-- begin Records for this task --

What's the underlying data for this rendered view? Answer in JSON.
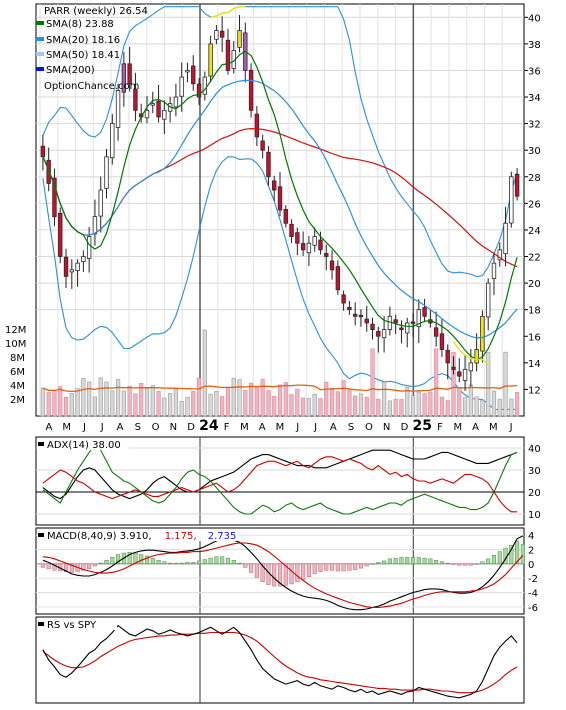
{
  "chart_data": [
    {
      "type": "candlestick",
      "panel": "price",
      "ticker_label": "PARR (weekly) 26.54",
      "watermark": "OptionChance.com",
      "legend": [
        {
          "label": "SMA(8) 23.88",
          "color": "#007700"
        },
        {
          "label": "SMA(20) 18.16",
          "color": "#2d8fd8"
        },
        {
          "label": "SMA(50) 18.41",
          "color": "#9fc9ef"
        },
        {
          "label": "SMA(200)",
          "color": "#0a1ad1"
        }
      ],
      "legend_placement": "top-left",
      "ylim": [
        10,
        41
      ],
      "y_ticks": [
        12,
        14,
        16,
        18,
        20,
        22,
        24,
        26,
        28,
        30,
        32,
        34,
        36,
        38,
        40
      ],
      "x_month_labels": [
        "A",
        "M",
        "J",
        "J",
        "A",
        "S",
        "O",
        "N",
        "D",
        "24",
        "F",
        "M",
        "A",
        "M",
        "J",
        "J",
        "A",
        "S",
        "O",
        "N",
        "D",
        "25",
        "F",
        "M",
        "A",
        "M",
        "J"
      ],
      "closes": [
        29.5,
        27.5,
        25,
        22,
        20.5,
        21,
        21.5,
        22,
        23.5,
        25,
        27,
        29.5,
        32,
        34.5,
        36.5,
        35,
        33,
        32.5,
        33,
        33.5,
        32.5,
        33,
        33.5,
        34,
        35.5,
        36,
        35,
        34,
        35.5,
        38,
        39,
        38.5,
        36,
        37.5,
        39,
        36,
        33,
        31,
        30,
        28,
        27,
        25.5,
        24.5,
        23.5,
        23,
        22.5,
        23,
        23.5,
        22.5,
        22,
        21,
        19.5,
        18.5,
        18,
        17.5,
        17.5,
        17,
        16.5,
        16,
        16.5,
        17.5,
        17,
        16.5,
        17,
        17,
        18,
        17.5,
        17,
        16,
        15,
        14,
        13.5,
        13,
        13.5,
        14,
        15,
        17.5,
        20,
        21.5,
        22.5,
        24.5,
        28,
        26.54
      ],
      "overlays": [
        "SMA(8)",
        "SMA(20)",
        "SMA(50)",
        "SMA(200)",
        "Bollinger Bands"
      ]
    },
    {
      "type": "bar",
      "panel": "volume",
      "y_tick_labels": [
        "12M",
        "10M",
        "8M",
        "6M",
        "4M",
        "2M"
      ],
      "y_ticks": [
        12,
        10,
        8,
        6,
        4,
        2
      ],
      "units": "millions of shares",
      "ylim": [
        0,
        12.8
      ],
      "average_line": "moving average of volume"
    },
    {
      "type": "line",
      "panel": "adx",
      "label": "ADX(14) 38.00",
      "ylim": [
        5,
        45
      ],
      "y_ticks": [
        10,
        20,
        30,
        40
      ],
      "series": [
        {
          "color": "#000000",
          "values": [
            22,
            20,
            18,
            17,
            19,
            23,
            27,
            30,
            31,
            30,
            27,
            24,
            21,
            19,
            18,
            17,
            18,
            19,
            21,
            24,
            26,
            27,
            25,
            23,
            21,
            20,
            20,
            21,
            23,
            25,
            26,
            27,
            28,
            29,
            31,
            33,
            35,
            36,
            37,
            37,
            36,
            35,
            34,
            33,
            32,
            32,
            32,
            31,
            31,
            31,
            32,
            33,
            34,
            35,
            36,
            37,
            38,
            39,
            39,
            39,
            39,
            38,
            37,
            36,
            35,
            35,
            35,
            36,
            37,
            38,
            38,
            37,
            36,
            35,
            34,
            33,
            33,
            33,
            34,
            35,
            36,
            37,
            38
          ]
        },
        {
          "color": "#cc0000",
          "values": [
            24,
            26,
            28,
            30,
            29,
            27,
            25,
            24,
            22,
            20,
            19,
            18,
            17,
            18,
            19,
            20,
            21,
            20,
            19,
            18,
            18,
            19,
            20,
            21,
            22,
            21,
            20,
            21,
            22,
            23,
            24,
            22,
            20,
            21,
            23,
            26,
            29,
            32,
            33,
            34,
            34,
            33,
            32,
            33,
            34,
            32,
            31,
            33,
            35,
            36,
            36,
            35,
            34,
            35,
            34,
            33,
            31,
            30,
            32,
            30,
            28,
            29,
            27,
            28,
            26,
            25,
            25,
            24,
            25,
            26,
            25,
            24,
            26,
            28,
            28,
            27,
            26,
            24,
            20,
            16,
            13,
            11,
            11
          ]
        },
        {
          "color": "#117711",
          "values": [
            21,
            19,
            17,
            15,
            20,
            25,
            30,
            34,
            38,
            42,
            39,
            34,
            29,
            27,
            25,
            24,
            22,
            20,
            18,
            16,
            15,
            16,
            19,
            22,
            26,
            29,
            30,
            28,
            27,
            25,
            22,
            19,
            16,
            13,
            11,
            10,
            10,
            12,
            14,
            13,
            11,
            12,
            14,
            15,
            13,
            12,
            13,
            14,
            15,
            13,
            12,
            11,
            10,
            10,
            11,
            12,
            13,
            12,
            13,
            14,
            15,
            15,
            14,
            16,
            17,
            18,
            19,
            18,
            17,
            16,
            15,
            14,
            13,
            13,
            12,
            12,
            13,
            15,
            20,
            26,
            32,
            37,
            38
          ]
        }
      ]
    },
    {
      "type": "line",
      "panel": "macd",
      "label": "MACD(8,40,9) 3.910,",
      "signal_value": "1.175,",
      "signal_color": "#cc0000",
      "hist_value": "2.735",
      "hist_color": "#0a1ad1",
      "ylim": [
        -7,
        5
      ],
      "y_ticks": [
        4,
        2,
        0,
        -2,
        -4,
        -6
      ],
      "y_tick_labels": [
        "4",
        "2",
        "0",
        "-2",
        "-4",
        "-6"
      ],
      "series": [
        {
          "color": "#000000",
          "values": [
            0.5,
            0.2,
            -0.2,
            -0.6,
            -1,
            -1.4,
            -1.6,
            -1.7,
            -1.7,
            -1.5,
            -1.2,
            -0.8,
            -0.3,
            0.3,
            0.8,
            1.3,
            1.6,
            1.8,
            1.9,
            1.9,
            1.8,
            1.7,
            1.6,
            1.6,
            1.7,
            1.8,
            1.9,
            2.1,
            2.4,
            2.8,
            3.2,
            3.4,
            3.4,
            3.3,
            3,
            2.4,
            1.6,
            0.7,
            -0.3,
            -1.2,
            -2,
            -2.7,
            -3.3,
            -3.8,
            -4.2,
            -4.5,
            -4.7,
            -4.8,
            -4.9,
            -5.1,
            -5.4,
            -5.8,
            -6.1,
            -6.3,
            -6.4,
            -6.4,
            -6.3,
            -6.1,
            -5.9,
            -5.6,
            -5.2,
            -4.9,
            -4.6,
            -4.3,
            -4,
            -3.8,
            -3.6,
            -3.5,
            -3.5,
            -3.6,
            -3.8,
            -4,
            -4.1,
            -4.1,
            -4,
            -3.7,
            -3.2,
            -2.5,
            -1.6,
            -0.5,
            0.7,
            2,
            3.5,
            3.9
          ]
        },
        {
          "color": "#cc0000",
          "values": [
            1,
            0.9,
            0.7,
            0.4,
            0.1,
            -0.2,
            -0.5,
            -0.8,
            -1,
            -1.2,
            -1.3,
            -1.3,
            -1.2,
            -1,
            -0.7,
            -0.3,
            0.1,
            0.5,
            0.8,
            1.1,
            1.3,
            1.4,
            1.5,
            1.5,
            1.6,
            1.6,
            1.7,
            1.7,
            1.8,
            2,
            2.2,
            2.4,
            2.6,
            2.8,
            2.9,
            2.9,
            2.8,
            2.6,
            2.2,
            1.7,
            1.1,
            0.4,
            -0.3,
            -1,
            -1.7,
            -2.3,
            -2.9,
            -3.4,
            -3.8,
            -4.2,
            -4.5,
            -4.8,
            -5.1,
            -5.4,
            -5.6,
            -5.8,
            -6,
            -6.1,
            -6.1,
            -6,
            -5.9,
            -5.7,
            -5.5,
            -5.2,
            -4.9,
            -4.7,
            -4.4,
            -4.2,
            -4,
            -3.9,
            -3.9,
            -3.9,
            -3.9,
            -3.9,
            -3.8,
            -3.7,
            -3.5,
            -3.2,
            -2.8,
            -2.2,
            -1.5,
            -0.6,
            0.3,
            1.175
          ]
        }
      ]
    },
    {
      "type": "line",
      "panel": "relative-strength",
      "label": "RS vs SPY",
      "series": [
        {
          "color": "#000000",
          "values": [
            0.62,
            0.5,
            0.42,
            0.33,
            0.3,
            0.35,
            0.42,
            0.5,
            0.58,
            0.62,
            0.7,
            0.75,
            0.82,
            0.9,
            0.85,
            0.8,
            0.78,
            0.82,
            0.86,
            0.84,
            0.8,
            0.82,
            0.85,
            0.82,
            0.8,
            0.78,
            0.8,
            0.82,
            0.85,
            0.88,
            0.84,
            0.8,
            0.84,
            0.88,
            0.82,
            0.72,
            0.62,
            0.5,
            0.4,
            0.34,
            0.28,
            0.25,
            0.22,
            0.24,
            0.26,
            0.22,
            0.2,
            0.24,
            0.2,
            0.18,
            0.16,
            0.2,
            0.18,
            0.15,
            0.13,
            0.16,
            0.12,
            0.14,
            0.1,
            0.12,
            0.14,
            0.12,
            0.1,
            0.13,
            0.14,
            0.18,
            0.16,
            0.14,
            0.12,
            0.1,
            0.08,
            0.07,
            0.06,
            0.08,
            0.1,
            0.14,
            0.25,
            0.4,
            0.55,
            0.65,
            0.72,
            0.78,
            0.7
          ]
        },
        {
          "color": "#cc0000",
          "values": [
            0.6,
            0.55,
            0.5,
            0.46,
            0.43,
            0.41,
            0.41,
            0.42,
            0.45,
            0.49,
            0.54,
            0.58,
            0.62,
            0.66,
            0.69,
            0.72,
            0.74,
            0.75,
            0.76,
            0.77,
            0.78,
            0.78,
            0.79,
            0.79,
            0.8,
            0.8,
            0.8,
            0.81,
            0.81,
            0.82,
            0.82,
            0.82,
            0.82,
            0.82,
            0.81,
            0.79,
            0.76,
            0.72,
            0.66,
            0.6,
            0.54,
            0.48,
            0.43,
            0.39,
            0.35,
            0.32,
            0.3,
            0.29,
            0.27,
            0.26,
            0.25,
            0.24,
            0.23,
            0.22,
            0.21,
            0.2,
            0.19,
            0.18,
            0.17,
            0.17,
            0.16,
            0.16,
            0.15,
            0.15,
            0.15,
            0.15,
            0.16,
            0.16,
            0.15,
            0.14,
            0.14,
            0.13,
            0.12,
            0.12,
            0.12,
            0.13,
            0.15,
            0.18,
            0.22,
            0.27,
            0.33,
            0.38,
            0.42
          ]
        }
      ]
    }
  ]
}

-- end Records for this task --

Report each line in the preceding entries that holds the string "panel".

      "panel": "price",
      "panel": "volume",
      "panel": "adx",
      "panel": "macd",
      "panel": "relative-strength",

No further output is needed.